Scan the records for the string "title"; copy each line where it occurs.

#### [Material for the task]
╭──
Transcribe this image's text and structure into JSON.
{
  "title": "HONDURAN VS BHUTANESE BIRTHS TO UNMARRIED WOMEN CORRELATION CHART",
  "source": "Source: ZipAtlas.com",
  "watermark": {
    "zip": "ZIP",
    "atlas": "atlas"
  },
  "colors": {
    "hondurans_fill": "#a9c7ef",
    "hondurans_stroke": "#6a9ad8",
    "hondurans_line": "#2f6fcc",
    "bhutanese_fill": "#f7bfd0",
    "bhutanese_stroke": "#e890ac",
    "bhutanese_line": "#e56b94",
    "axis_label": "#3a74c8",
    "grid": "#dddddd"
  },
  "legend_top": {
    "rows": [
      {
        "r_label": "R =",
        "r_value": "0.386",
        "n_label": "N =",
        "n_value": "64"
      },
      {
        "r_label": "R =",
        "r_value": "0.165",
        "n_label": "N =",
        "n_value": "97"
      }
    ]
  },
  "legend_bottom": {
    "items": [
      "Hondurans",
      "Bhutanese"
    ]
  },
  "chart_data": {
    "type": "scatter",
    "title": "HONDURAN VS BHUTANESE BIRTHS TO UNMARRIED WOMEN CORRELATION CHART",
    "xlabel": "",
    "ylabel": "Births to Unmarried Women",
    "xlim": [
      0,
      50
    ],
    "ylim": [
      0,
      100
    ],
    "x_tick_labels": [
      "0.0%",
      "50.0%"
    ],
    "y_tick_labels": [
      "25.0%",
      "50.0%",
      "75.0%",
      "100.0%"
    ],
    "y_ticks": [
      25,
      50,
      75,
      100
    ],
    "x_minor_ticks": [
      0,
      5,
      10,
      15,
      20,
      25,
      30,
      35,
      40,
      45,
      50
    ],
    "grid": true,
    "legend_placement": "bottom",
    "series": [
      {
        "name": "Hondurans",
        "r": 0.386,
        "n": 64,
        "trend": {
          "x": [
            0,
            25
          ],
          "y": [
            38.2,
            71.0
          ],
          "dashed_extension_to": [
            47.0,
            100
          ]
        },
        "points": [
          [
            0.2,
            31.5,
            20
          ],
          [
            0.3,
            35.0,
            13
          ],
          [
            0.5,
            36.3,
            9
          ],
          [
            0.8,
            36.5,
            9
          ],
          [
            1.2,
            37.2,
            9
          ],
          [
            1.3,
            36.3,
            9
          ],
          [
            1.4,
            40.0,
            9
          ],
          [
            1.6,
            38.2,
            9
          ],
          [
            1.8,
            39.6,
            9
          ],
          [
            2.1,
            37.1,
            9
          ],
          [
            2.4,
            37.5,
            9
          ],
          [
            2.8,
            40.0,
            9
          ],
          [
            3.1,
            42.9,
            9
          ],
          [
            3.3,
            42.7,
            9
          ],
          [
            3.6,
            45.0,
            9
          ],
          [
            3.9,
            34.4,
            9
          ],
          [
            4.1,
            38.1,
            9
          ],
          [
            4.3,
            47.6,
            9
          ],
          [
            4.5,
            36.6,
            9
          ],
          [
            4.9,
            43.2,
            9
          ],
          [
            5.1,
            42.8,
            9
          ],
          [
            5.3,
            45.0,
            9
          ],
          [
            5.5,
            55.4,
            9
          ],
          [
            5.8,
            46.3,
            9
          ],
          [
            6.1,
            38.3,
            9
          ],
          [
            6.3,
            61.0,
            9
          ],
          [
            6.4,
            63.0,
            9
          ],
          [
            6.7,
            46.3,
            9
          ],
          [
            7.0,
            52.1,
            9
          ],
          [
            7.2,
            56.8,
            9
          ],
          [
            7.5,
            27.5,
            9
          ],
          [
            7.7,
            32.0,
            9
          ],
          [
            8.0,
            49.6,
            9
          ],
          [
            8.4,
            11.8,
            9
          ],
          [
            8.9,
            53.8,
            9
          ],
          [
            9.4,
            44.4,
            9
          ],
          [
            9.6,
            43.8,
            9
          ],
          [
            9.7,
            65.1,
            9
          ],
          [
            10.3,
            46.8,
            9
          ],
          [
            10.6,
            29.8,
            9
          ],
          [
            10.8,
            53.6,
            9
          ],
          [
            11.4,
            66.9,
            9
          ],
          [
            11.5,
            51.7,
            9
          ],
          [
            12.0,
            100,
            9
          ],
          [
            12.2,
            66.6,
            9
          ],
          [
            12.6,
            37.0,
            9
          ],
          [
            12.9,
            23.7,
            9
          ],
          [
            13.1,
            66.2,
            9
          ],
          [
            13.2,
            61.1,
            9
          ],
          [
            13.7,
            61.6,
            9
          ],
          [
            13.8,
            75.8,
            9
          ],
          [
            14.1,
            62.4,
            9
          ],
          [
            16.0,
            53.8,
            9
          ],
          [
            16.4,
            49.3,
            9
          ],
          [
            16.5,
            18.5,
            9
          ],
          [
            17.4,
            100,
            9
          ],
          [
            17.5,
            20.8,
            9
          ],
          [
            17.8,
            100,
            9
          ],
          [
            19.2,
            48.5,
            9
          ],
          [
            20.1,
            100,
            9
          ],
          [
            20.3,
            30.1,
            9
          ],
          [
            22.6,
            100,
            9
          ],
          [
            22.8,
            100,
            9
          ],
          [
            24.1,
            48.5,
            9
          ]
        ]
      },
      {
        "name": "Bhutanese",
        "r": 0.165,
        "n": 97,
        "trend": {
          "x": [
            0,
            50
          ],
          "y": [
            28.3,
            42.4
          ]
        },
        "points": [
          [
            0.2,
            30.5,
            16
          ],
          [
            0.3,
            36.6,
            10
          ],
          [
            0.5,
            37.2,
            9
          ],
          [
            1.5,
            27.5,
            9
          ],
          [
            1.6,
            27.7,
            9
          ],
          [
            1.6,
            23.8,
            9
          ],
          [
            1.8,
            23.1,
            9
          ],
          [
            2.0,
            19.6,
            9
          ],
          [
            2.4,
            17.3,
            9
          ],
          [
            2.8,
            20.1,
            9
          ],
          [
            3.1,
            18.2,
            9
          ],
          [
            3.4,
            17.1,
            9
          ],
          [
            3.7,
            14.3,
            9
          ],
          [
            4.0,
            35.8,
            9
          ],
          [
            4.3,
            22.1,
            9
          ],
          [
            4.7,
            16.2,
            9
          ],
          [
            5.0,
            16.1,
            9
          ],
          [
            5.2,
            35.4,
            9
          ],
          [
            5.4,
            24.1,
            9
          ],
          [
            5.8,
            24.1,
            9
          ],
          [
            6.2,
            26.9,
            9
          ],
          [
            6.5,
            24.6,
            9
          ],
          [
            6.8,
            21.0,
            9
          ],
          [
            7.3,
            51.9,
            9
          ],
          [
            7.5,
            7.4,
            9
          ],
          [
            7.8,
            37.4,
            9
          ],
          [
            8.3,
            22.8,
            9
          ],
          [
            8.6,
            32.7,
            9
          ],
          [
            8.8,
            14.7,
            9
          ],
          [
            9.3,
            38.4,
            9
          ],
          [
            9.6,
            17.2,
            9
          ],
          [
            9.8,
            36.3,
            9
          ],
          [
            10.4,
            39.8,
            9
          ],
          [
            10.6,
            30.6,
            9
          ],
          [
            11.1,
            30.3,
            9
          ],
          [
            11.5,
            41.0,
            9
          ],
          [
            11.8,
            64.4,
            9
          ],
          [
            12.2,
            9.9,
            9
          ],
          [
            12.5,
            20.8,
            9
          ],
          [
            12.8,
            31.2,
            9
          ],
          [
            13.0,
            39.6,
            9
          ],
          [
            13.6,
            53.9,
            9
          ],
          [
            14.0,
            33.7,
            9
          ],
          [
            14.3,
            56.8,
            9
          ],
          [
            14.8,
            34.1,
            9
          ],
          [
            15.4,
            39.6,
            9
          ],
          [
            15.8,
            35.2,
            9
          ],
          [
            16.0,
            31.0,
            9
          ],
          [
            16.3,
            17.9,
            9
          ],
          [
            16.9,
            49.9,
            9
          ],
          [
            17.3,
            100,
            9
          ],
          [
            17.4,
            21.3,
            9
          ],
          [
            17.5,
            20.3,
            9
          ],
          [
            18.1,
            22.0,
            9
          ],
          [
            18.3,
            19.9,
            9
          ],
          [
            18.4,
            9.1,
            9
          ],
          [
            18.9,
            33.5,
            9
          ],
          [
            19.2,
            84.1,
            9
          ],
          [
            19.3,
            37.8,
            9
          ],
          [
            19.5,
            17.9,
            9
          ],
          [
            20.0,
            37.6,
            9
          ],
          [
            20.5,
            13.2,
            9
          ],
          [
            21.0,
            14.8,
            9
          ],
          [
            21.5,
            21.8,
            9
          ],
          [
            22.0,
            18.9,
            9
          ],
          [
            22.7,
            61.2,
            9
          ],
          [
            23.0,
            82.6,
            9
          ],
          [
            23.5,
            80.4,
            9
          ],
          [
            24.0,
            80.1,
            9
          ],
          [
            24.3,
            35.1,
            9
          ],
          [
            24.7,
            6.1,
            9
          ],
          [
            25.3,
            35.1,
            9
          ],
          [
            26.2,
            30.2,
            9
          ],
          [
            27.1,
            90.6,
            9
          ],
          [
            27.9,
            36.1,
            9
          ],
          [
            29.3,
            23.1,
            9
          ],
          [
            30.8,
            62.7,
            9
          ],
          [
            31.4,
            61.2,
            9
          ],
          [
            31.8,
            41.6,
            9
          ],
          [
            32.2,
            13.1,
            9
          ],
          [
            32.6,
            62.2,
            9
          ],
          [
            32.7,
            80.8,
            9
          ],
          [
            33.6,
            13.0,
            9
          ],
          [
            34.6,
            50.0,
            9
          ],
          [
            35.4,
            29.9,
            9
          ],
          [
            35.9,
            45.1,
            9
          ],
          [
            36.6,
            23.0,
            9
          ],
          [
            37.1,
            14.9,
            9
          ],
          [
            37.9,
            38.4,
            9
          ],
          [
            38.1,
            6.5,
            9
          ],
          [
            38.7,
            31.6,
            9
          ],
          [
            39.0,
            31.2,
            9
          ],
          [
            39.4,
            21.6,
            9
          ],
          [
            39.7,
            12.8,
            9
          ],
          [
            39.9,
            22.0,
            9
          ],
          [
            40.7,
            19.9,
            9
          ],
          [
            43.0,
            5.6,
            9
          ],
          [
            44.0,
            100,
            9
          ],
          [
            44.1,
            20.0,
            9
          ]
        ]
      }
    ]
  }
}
╰──
#### [Problem solution]
  "title": "HONDURAN VS BHUTANESE BIRTHS TO UNMARRIED WOMEN CORRELATION CHART",
    "title": "HONDURAN VS BHUTANESE BIRTHS TO UNMARRIED WOMEN CORRELATION CHART",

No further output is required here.